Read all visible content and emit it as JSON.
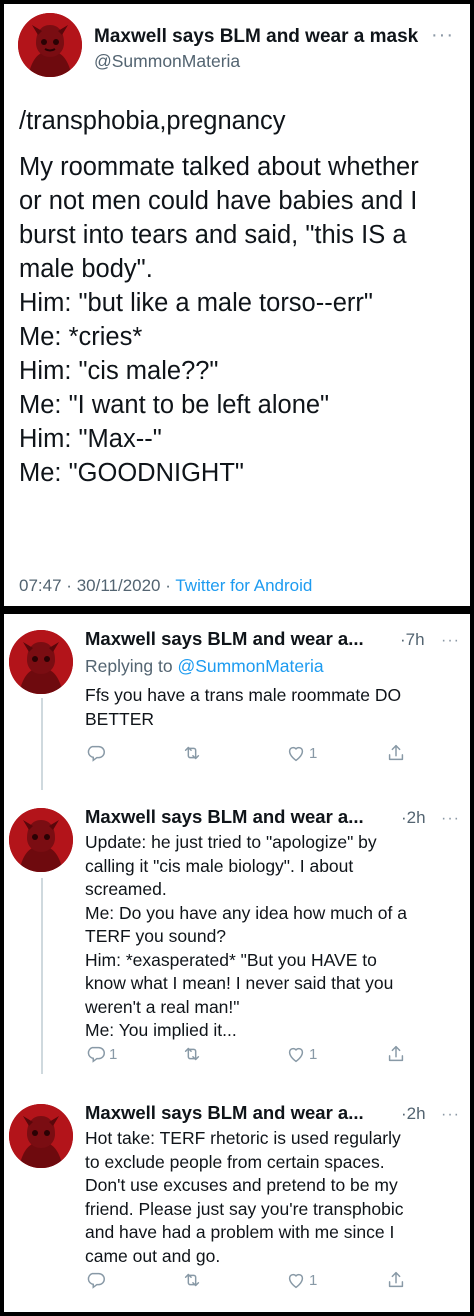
{
  "main_tweet": {
    "author_name": "Maxwell says BLM and wear a mask",
    "author_handle": "@SummonMateria",
    "more_icon": "more-dots-icon",
    "lines": [
      "/transphobia,pregnancy",
      "My roommate talked about whether",
      "or not men could have babies and I",
      "burst into tears and said, \"this IS a",
      "male body\".",
      "Him: \"but like a male torso--err\"",
      "Me: *cries*",
      "Him: \"cis male??\"",
      "Me: \"I want to be left alone\"",
      "Him: \"Max--\"",
      "Me: \"GOODNIGHT\""
    ],
    "time": "07:47",
    "date": "30/11/2020",
    "separator": "·",
    "source": "Twitter for Android"
  },
  "replies": [
    {
      "author_name": "Maxwell says BLM and wear a...",
      "time": "·7h",
      "replying_prefix": "Replying to",
      "replying_to": "@SummonMateria",
      "lines": [
        "Ffs you have a trans male roommate DO",
        "BETTER"
      ],
      "reply_count": "",
      "retweet_count": "",
      "like_count": "1"
    },
    {
      "author_name": "Maxwell says BLM and wear a...",
      "time": "·2h",
      "lines": [
        "Update: he just tried to \"apologize\" by",
        "calling it \"cis male biology\". I about",
        "screamed.",
        "Me: Do you have any idea how much of a",
        "TERF you sound?",
        "Him: *exasperated* \"But you HAVE to",
        "know what I mean! I never said that you",
        "weren't a real man!\"",
        "Me: You implied it..."
      ],
      "reply_count": "1",
      "retweet_count": "",
      "like_count": "1"
    },
    {
      "author_name": "Maxwell says BLM and wear a...",
      "time": "·2h",
      "lines": [
        "Hot take: TERF rhetoric is used regularly",
        "to exclude people from certain spaces.",
        "Don't use excuses and pretend to be my",
        "friend. Please just say you're transphobic",
        "and have had a problem with me since I",
        "came out and go."
      ],
      "reply_count": "",
      "retweet_count": "",
      "like_count": "1"
    }
  ],
  "icons": {
    "reply": "reply-icon",
    "retweet": "retweet-icon",
    "like": "heart-icon",
    "share": "share-icon"
  },
  "colors": {
    "link": "#1d9bf0",
    "secondary_text": "#536471",
    "avatar_bg": "#b3141a"
  }
}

#####

Copy out each line of the material that holds the word "said".

● **Reply to the exercise**
      "burst into tears and said, \"this IS a",
        "know what I mean! I never said that you",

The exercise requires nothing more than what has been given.